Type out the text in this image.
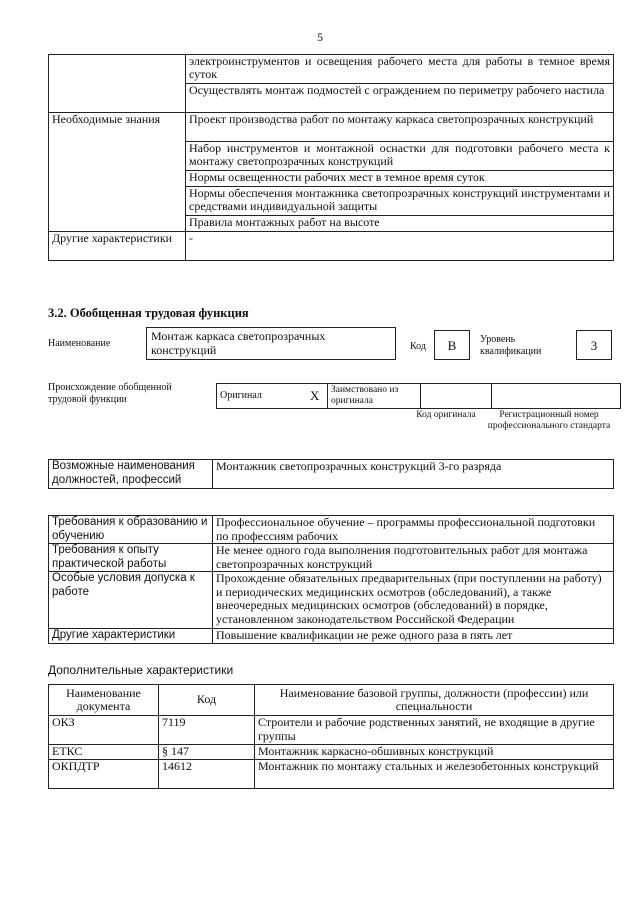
5
	электроинструментов и освещения рабочего места для работы в темное время суток
	Осуществлять монтаж подмостей с ограждением по периметру рабочего настила
Необходимые знания	Проект производства работ по монтажу каркаса светопрозрачных конструкций
	Набор инструментов и монтажной оснастки для подготовки рабочего места к монтажу светопрозрачных конструкций
	Нормы освещенности рабочих мест в темное время суток
	Нормы обеспечения монтажника светопрозрачных конструкций инструментами и средствами индивидуальной защиты
	Правила монтажных работ на высоте
Другие характеристики	-
3.2. Обобщенная трудовая функция
Наименование
Монтаж каркаса светопрозрачных конструкций	Код	B	Уровень квалификации	3
Происхождение обобщенной трудовой функции	Оригинал	X	Заимствовано из оригинала		
Код оригинала	Регистрационный номер профессионального стандарта
Возможные наименования должностей, профессий	Монтажник светопрозрачных конструкций 3-го разряда
Требования к образованию и обучению	Профессиональное обучение – программы профессиональной подготовки по профессиям рабочих
Требования к опыту практической работы	Не менее одного года выполнения подготовительных работ для монтажа светопрозрачных конструкций
Особые условия допуска к работе	Прохождение обязательных предварительных (при поступлении на работу) и периодических медицинских осмотров (обследований), а также внеочередных медицинских осмотров (обследований) в порядке, установленном законодательством Российской Федерации
Другие характеристики	Повышение квалификации не реже одного раза в пять лет
Дополнительные характеристики
Наименование документа	Код	Наименование базовой группы, должности (профессии) или специальности
ОКЗ	7119	Строители и рабочие родственных занятий, не входящие в другие группы
ЕТКС	§ 147	Монтажник каркасно-обшивных конструкций
ОКПДТР	14612	Монтажник по монтажу стальных и железобетонных конструкций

# # # #

_WHAT IS EXPECTED_
Find every line that includes the string "места". Report how many there are and nothing else.

_SOLUTION FOR THIS TASK_
2